**Задание**
Допишите воспоминания о полевых работах геологов, начиная сразу после последнего предложения текста.

**Исходный текст**
Я наметил себе на полевой сезон крупный протяженный ручей, приток р. Укукит, по которому в большую воду можно было попробовать сплавиться на резиновых понтонах 500-ках. В приустьевых частях притоков самого ручья надо было провести УШО; навестить трубку «Обнаженная», вскрывающуюся скальным выходом по правому склону в обрыве на речке недалеко от устья ручья и заверить несколько фотоаномалий, выделяющихся на снимках темными пятнами с четкими или расплывчатыми контурами.


Разрыв уступа


И вот, залетев на неделю в Нюрбу, я вновь в Жиганске, базовом поселке экспедиции. Арендуемых домов было не так уж много и мы размещались тесно, но дружно и весело. Партия была молодая, дружная и веселая, основные полевики были недавние выпускники геологического института или техникума. Мы все время подтрунивали друг над другом…

Так, поработав в Верхоянье с Башлавиным, я научился у него предусмотрительности и старался с тех пор предвидеть по возможности все, с чем можно столкнуться при проведении полевых работ. А некоторые высказывания Дмитрия Константиновича я использовал как поговорки-инструкции, чем веселил ребят и даже хмурого Осташкина.


ВЕРХОЯНЬЕ


Помню, как-то, замучавшись ждать обещаемого каждый день вертолета, Башлавин сказал: – Погоду надо ломать! Выезжаем! – И мы, сняв лагерь и загрузив вездеход, выехали в моросящую сырость к новому месту лагеря… Вертолет догнал нас через час после выезда…

– Погоду надо ломать! – улыбаясь, стали часто говорить мы, не трогаясь с места.

А как-то, вернувшись из маршрута раньше него, я решил поставить все палатки. Вездеход с имуществом как раз подошел к месту нового лагеря. Я наметил и поставил их в ряд, недалеко друг от друга, причем Константинычу предпоследней выше по течению ручья, а женскую последней. И вот, приходит Башлавин из маршрута… и вместо похвалы опять ворчит… на этот раз, что я поставил палатки слишком близко – надо было подальше, особенно женскую… Вот, тоже наука – женскую палатку ставить подальше и, желательно, за кустарником.

Или еще – Башлавин был страстный охотник, во всяком случае, любил это дело. Выбирал себе самые дальние маршруты, чтобы возможность встретить оленя или барана была наиболее вероятна и винтовка у него была, а не карабин, чтобы бить на более дальние расстояния. И стрелял он, посылая пулю за пулей, учитывая упреждение. И ведь попадал… За 300, 400, 500 метров, да ведь часто еще и вдогонку. И рабочих брал двоих, чтобы легче донести добычу до лагеря. И, кстати, он был нашим основным кормильцем.

**Представленные данные**
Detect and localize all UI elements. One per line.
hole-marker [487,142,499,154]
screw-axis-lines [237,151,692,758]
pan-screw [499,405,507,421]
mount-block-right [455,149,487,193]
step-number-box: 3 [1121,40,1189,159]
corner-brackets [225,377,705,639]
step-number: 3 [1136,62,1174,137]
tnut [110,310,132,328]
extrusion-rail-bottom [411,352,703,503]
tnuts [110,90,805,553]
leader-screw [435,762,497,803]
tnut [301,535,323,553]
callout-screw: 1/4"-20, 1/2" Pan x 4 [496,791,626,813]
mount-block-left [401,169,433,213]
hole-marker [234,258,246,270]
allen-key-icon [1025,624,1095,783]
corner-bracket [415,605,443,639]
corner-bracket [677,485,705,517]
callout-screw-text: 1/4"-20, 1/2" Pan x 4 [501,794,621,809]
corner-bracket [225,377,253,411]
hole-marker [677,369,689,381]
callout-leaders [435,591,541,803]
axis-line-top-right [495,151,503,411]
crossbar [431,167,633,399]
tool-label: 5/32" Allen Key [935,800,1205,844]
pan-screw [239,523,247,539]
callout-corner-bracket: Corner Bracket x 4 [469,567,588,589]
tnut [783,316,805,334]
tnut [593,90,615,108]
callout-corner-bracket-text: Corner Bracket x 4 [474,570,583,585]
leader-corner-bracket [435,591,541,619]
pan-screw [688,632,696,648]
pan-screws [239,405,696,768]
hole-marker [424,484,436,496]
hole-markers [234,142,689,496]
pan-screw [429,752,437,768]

**Правильный ответ**
Стоянка геологов в Верхоянье


А, возвращаясь в лагерь, как-то на вопрос Ивана Раскосова, нашего радиста (из старой гвардии), встречавшего приходящих из маршрута, стоя у костра и облокотившись на слегу тагана: – Ну, как там, Дим, что там?.. – Башлавин стал рассказывать, как он встретил барана, как стрелял, но тот ушел и говорил, что видел кровь на камушке… Иван поддакивал, качал сокрушенно головой, а когда Константиныч пошел к своей палатке, сказал вслед ему улыбаясь и явно подтрунивая: – Охотник «х…в»…

С тех пор выражения – «Охотник х…в» и «была кровь на камушке» стали тоже нашими, часто повторяемыми выражениями, когда мы подшучивали друг над другом.

Была и еще одна смешная фраза, произнесенная им. Поработав с ним сезон, я знал, что он одновременно распределяет геологов по маршрутам и сворачивает и перебрасывает на вездеходе лагерь на новое место. А, значит, маршрут надо завершать в любую погоду, и я на второй сезон изготовил себе накидку из толстого светлого полиэтилена. Выдаваемым нам брезентовым плащам я не доверял – они были грубые и промокали.


Горные бараны


Так вот! Перевалив в маршруте через водораздел и выйдя в долину ручья, он заметил вышедшие в эту же долину из бокового притока очертания темных фигур. Погода была моросящая.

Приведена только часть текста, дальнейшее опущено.